Written task:
Give back the full material, exactly as it reads.

Records from a dataset:

++++++++++++++++++++

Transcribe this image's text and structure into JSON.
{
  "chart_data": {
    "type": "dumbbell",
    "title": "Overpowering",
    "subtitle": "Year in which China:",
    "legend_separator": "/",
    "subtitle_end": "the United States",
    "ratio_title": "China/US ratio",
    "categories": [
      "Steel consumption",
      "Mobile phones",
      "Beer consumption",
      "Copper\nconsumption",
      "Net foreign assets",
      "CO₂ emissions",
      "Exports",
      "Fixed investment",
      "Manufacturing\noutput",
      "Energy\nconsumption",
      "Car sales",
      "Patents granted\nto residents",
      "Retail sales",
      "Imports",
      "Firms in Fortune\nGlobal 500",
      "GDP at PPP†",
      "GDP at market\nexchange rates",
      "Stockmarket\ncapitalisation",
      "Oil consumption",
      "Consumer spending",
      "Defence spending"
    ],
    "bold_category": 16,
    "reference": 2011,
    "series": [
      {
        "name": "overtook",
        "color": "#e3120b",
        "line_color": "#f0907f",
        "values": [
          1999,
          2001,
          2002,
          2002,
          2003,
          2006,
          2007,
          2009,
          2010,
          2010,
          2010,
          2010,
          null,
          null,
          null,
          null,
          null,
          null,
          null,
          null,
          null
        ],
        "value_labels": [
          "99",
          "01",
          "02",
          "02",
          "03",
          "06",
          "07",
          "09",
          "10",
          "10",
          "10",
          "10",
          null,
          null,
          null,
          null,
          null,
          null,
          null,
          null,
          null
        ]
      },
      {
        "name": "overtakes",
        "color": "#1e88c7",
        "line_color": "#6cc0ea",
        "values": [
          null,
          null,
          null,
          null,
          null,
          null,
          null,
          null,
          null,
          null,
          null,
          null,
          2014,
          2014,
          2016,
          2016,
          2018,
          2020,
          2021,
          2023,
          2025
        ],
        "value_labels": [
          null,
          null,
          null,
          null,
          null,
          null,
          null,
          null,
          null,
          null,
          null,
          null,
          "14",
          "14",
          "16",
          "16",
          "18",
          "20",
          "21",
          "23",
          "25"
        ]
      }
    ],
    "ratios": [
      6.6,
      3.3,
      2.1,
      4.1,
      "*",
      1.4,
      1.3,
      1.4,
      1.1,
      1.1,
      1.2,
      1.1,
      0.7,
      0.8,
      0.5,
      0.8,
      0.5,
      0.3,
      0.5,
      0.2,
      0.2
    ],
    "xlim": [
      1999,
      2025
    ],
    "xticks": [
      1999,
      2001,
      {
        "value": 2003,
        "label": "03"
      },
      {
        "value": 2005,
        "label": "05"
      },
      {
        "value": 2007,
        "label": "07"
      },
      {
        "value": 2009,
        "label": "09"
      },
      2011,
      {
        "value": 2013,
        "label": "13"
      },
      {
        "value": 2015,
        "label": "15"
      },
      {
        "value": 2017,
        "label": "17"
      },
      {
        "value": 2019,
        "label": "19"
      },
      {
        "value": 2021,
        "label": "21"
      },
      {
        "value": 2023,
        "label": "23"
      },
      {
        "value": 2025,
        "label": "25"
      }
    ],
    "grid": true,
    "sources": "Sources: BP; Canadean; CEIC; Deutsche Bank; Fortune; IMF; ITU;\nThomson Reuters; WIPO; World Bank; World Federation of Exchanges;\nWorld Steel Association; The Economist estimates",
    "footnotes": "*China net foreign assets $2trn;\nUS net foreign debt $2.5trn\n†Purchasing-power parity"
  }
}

++++++++++++++++++++

Solution to this problem:
Transcribe this image's text and structure into JSON.
{
  "chart_data": {
    "type": "dumbbell",
    "title": "Overpowering",
    "subtitle": "Year in which China:",
    "legend_separator": "/",
    "subtitle_end": "the United States",
    "ratio_title": "China/US ratio",
    "categories": [
      "Steel consumption",
      "Mobile phones",
      "Beer consumption",
      "Copper\nconsumption",
      "Net foreign assets",
      "CO₂ emissions",
      "Exports",
      "Fixed investment",
      "Manufacturing\noutput",
      "Energy\nconsumption",
      "Car sales",
      "Patents granted\nto residents",
      "Retail sales",
      "Imports",
      "Firms in Fortune\nGlobal 500",
      "GDP at PPP†",
      "GDP at market\nexchange rates",
      "Stockmarket\ncapitalisation",
      "Oil consumption",
      "Consumer spending",
      "Defence spending"
    ],
    "bold_category": 16,
    "reference": 2011,
    "series": [
      {
        "name": "overtook",
        "color": "#e3120b",
        "line_color": "#f0907f",
        "values": [
          1999,
          2001,
          2002,
          2002,
          2003,
          2006,
          2007,
          2009,
          2010,
          2010,
          2010,
          2010,
          null,
          null,
          null,
          null,
          null,
          null,
          null,
          null,
          null
        ],
        "value_labels": [
          "99",
          "01",
          "02",
          "02",
          "03",
          "06",
          "07",
          "09",
          "10",
          "10",
          "10",
          "10",
          null,
          null,
          null,
          null,
          null,
          null,
          null,
          null,
          null
        ]
      },
      {
        "name": "overtakes",
        "color": "#1e88c7",
        "line_color": "#6cc0ea",
        "values": [
          null,
          null,
          null,
          null,
          null,
          null,
          null,
          null,
          null,
          null,
          null,
          null,
          2014,
          2014,
          2016,
          2016,
          2018,
          2020,
          2021,
          2023,
          2025
        ],
        "value_labels": [
          null,
          null,
          null,
          null,
          null,
          null,
          null,
          null,
          null,
          null,
          null,
          null,
          "14",
          "14",
          "16",
          "16",
          "18",
          "20",
          "21",
          "23",
          "25"
        ]
      }
    ],
    "ratios": [
      6.6,
      3.3,
      2.1,
      4.1,
      "*",
      1.4,
      1.3,
      1.4,
      1.1,
      1.1,
      1.2,
      1.1,
      0.7,
      0.8,
      0.5,
      0.8,
      0.5,
      0.3,
      0.5,
      0.2,
      0.2
    ],
    "xlim": [
      1999,
      2025
    ],
    "xticks": [
      1999,
      2001,
      {
        "value": 2003,
        "label": "03"
      },
      {
        "value": 2005,
        "label": "05"
      },
      {
        "value": 2007,
        "label": "07"
      },
      {
        "value": 2009,
        "label": "09"
      },
      2011,
      {
        "value": 2013,
        "label": "13"
      },
      {
        "value": 2015,
        "label": "15"
      },
      {
        "value": 2017,
        "label": "17"
      },
      {
        "value": 2019,
        "label": "19"
      },
      {
        "value": 2021,
        "label": "21"
      },
      {
        "value": 2023,
        "label": "23"
      },
      {
        "value": 2025,
        "label": "25"
      }
    ],
    "grid": true,
    "sources": "Sources: BP; Canadean; CEIC; Deutsche Bank; Fortune; IMF; ITU;\nThomson Reuters; WIPO; World Bank; World Federation of Exchanges;\nWorld Steel Association; The Economist estimates",
    "footnotes": "*China net foreign assets $2trn;\nUS net foreign debt $2.5trn\n†Purchasing-power parity"
  }
}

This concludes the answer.